Selected passage ::
↓↓↓

Early explorers and collectors

George Vernon Hudson

George Hudson (standing, second from left) with other scientists in the Auckland Islands.

George Hudson (standing, second from left) with other scientists in the Auckland Islands. This scientific party was part of the 1907 subantarctic expedition organised by the Philosophical Institute of Canterbury, Alexander Turnbull Library, Reference: PA1-q-228-01

George Vernon Hudson

An umbrella, held upside down under flowering shrubs in the forest, will often be found swarming with beetles after the plants have been sharply tapped with a stout walking stick … The dead bodies of birds and animals also contain peculiar species; they may be held over the umbrella and shaken into it …

One of Hudson’s tips on collecting insects, from GV Hudson, Manual of New Zealand Entomology, West, Newman & Co, 1892

 

Not all naturalists had family money or wealthy patrons. George Hudson funded his love of nature with a relatively mundane day job as a postal clerk. As well as providing him with an income, his job involved shift-work, giving him ample time to pursue his twin passions of entomology and astronomy.

↑↑↑

Material shown ::

↓↓↓

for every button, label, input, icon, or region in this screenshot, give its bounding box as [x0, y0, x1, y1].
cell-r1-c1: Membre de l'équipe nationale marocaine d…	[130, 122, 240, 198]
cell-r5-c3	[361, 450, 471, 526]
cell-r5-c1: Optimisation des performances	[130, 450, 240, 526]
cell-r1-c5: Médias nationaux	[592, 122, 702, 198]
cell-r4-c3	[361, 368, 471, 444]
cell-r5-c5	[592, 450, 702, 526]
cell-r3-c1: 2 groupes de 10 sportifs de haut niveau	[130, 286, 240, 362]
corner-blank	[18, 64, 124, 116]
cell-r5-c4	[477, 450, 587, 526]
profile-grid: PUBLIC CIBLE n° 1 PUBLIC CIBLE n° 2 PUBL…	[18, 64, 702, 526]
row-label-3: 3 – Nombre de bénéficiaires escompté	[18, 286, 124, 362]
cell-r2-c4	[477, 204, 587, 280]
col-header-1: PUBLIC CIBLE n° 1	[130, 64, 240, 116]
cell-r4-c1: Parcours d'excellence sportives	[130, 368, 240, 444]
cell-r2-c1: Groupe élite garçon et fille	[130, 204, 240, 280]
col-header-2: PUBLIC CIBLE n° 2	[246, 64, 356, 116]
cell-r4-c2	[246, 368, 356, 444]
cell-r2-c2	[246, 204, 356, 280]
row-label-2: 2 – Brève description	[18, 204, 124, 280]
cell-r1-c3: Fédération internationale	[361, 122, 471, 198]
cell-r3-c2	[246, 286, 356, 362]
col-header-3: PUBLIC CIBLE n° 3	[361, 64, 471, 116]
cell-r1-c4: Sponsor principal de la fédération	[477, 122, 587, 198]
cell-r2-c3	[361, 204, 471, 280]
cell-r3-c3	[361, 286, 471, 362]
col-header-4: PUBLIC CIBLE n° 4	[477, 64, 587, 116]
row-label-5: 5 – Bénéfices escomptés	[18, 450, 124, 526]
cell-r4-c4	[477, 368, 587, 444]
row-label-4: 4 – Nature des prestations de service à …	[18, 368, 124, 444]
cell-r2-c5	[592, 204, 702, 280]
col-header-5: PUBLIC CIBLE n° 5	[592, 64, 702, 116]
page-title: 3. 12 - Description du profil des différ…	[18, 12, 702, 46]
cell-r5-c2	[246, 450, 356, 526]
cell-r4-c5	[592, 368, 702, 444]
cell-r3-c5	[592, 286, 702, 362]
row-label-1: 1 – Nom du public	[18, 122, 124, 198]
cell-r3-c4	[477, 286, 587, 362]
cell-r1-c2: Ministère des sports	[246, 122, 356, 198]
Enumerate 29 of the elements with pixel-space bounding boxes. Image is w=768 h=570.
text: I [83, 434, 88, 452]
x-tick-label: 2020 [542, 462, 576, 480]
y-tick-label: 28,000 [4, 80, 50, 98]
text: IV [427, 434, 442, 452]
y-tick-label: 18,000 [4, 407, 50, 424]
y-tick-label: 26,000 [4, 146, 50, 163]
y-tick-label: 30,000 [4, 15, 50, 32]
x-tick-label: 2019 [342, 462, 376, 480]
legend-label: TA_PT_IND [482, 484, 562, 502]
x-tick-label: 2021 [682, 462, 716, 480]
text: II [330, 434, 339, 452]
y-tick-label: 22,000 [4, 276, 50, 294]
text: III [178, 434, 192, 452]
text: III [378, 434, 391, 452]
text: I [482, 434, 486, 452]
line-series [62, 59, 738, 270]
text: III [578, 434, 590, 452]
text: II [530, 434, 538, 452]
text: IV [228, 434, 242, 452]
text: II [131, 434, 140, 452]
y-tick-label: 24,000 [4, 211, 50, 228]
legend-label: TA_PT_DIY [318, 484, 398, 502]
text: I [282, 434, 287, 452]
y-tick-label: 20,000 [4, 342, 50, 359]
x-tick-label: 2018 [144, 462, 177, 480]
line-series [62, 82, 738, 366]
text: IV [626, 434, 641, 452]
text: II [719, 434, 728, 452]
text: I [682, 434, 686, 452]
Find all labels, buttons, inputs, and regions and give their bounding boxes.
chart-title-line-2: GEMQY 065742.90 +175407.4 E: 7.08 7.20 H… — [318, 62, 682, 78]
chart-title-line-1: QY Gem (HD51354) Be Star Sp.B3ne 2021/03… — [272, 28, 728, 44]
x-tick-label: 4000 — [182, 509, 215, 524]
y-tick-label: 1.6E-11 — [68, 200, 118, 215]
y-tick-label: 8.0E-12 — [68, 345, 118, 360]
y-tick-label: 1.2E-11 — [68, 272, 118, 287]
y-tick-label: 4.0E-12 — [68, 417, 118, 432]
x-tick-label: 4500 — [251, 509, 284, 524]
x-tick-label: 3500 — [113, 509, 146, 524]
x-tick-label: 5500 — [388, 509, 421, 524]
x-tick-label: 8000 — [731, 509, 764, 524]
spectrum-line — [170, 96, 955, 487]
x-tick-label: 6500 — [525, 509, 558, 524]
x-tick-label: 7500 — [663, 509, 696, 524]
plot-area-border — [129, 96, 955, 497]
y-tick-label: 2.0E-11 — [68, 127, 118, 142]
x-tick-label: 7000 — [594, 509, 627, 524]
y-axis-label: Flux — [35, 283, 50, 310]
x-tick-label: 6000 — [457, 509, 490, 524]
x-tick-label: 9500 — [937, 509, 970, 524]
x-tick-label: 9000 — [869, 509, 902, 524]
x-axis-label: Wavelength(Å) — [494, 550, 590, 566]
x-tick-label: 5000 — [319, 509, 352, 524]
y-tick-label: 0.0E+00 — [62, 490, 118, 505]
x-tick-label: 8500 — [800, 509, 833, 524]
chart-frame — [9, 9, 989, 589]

↑↑↑

Exercise goal :: Rewrite the passage on George Hudson, starting at "One of Hudson’s" and ending at "entomology and astronomy.", with "postal clerk" changed to "telegraph clerk".

Result for this task ::
One of Hudson’s tips on collecting insects, from GV Hudson, Manual of New Zealand Entomology, West, Newman & Co, 1892

 

Not all naturalists had family money or wealthy patrons. George Hudson funded his love of nature with a relatively mundane day job as a telegraph clerk. As well as providing him with an income, his job involved shift-work, giving him ample time to pursue his twin passions of entomology and astronomy.